> _Exercise aim_:
From the listing below, extract each line containing the string "marker".

>> Start Entries supplied

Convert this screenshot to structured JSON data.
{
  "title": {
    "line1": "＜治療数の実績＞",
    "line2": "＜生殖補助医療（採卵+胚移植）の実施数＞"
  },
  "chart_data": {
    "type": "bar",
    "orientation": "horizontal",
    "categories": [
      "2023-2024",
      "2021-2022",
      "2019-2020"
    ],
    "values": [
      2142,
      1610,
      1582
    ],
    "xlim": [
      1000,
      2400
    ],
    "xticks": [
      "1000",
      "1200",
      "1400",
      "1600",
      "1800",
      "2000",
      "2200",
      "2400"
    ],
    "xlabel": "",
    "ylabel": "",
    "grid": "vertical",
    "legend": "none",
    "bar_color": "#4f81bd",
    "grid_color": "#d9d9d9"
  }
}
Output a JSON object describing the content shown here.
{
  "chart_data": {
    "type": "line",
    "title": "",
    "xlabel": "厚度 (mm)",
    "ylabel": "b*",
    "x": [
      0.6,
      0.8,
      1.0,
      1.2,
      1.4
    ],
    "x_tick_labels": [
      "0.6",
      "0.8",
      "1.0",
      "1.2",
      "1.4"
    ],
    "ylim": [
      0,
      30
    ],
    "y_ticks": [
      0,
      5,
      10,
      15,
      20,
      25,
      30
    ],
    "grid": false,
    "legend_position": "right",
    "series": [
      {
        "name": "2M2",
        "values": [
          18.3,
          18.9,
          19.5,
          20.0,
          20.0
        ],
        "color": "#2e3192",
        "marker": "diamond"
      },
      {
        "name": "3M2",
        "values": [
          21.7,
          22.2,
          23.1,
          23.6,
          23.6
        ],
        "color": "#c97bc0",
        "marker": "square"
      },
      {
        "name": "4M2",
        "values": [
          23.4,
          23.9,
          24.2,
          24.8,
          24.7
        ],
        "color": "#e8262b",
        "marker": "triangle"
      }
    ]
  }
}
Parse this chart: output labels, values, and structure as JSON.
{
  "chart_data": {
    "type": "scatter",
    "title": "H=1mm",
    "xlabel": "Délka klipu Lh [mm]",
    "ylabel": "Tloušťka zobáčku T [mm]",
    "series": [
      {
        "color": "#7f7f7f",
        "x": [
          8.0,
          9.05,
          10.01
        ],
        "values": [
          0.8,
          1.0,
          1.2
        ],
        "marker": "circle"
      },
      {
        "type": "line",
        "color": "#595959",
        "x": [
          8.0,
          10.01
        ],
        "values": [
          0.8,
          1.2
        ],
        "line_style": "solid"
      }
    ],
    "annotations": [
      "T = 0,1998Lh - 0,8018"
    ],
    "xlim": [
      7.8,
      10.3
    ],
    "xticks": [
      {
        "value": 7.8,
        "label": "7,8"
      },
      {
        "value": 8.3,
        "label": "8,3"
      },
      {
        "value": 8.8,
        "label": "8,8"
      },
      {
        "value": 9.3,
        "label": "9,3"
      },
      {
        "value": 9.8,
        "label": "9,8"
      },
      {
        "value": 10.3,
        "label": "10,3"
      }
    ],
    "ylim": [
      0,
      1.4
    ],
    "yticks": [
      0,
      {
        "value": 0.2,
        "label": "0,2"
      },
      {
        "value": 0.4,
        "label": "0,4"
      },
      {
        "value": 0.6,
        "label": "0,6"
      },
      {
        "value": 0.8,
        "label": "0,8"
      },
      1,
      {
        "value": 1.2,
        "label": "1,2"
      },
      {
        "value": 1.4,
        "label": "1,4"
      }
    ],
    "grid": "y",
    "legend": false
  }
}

>> End Entries supplied

> _Final result_:
        "marker": "diamond"
        "marker": "square"
        "marker": "triangle"
        "marker": "circle"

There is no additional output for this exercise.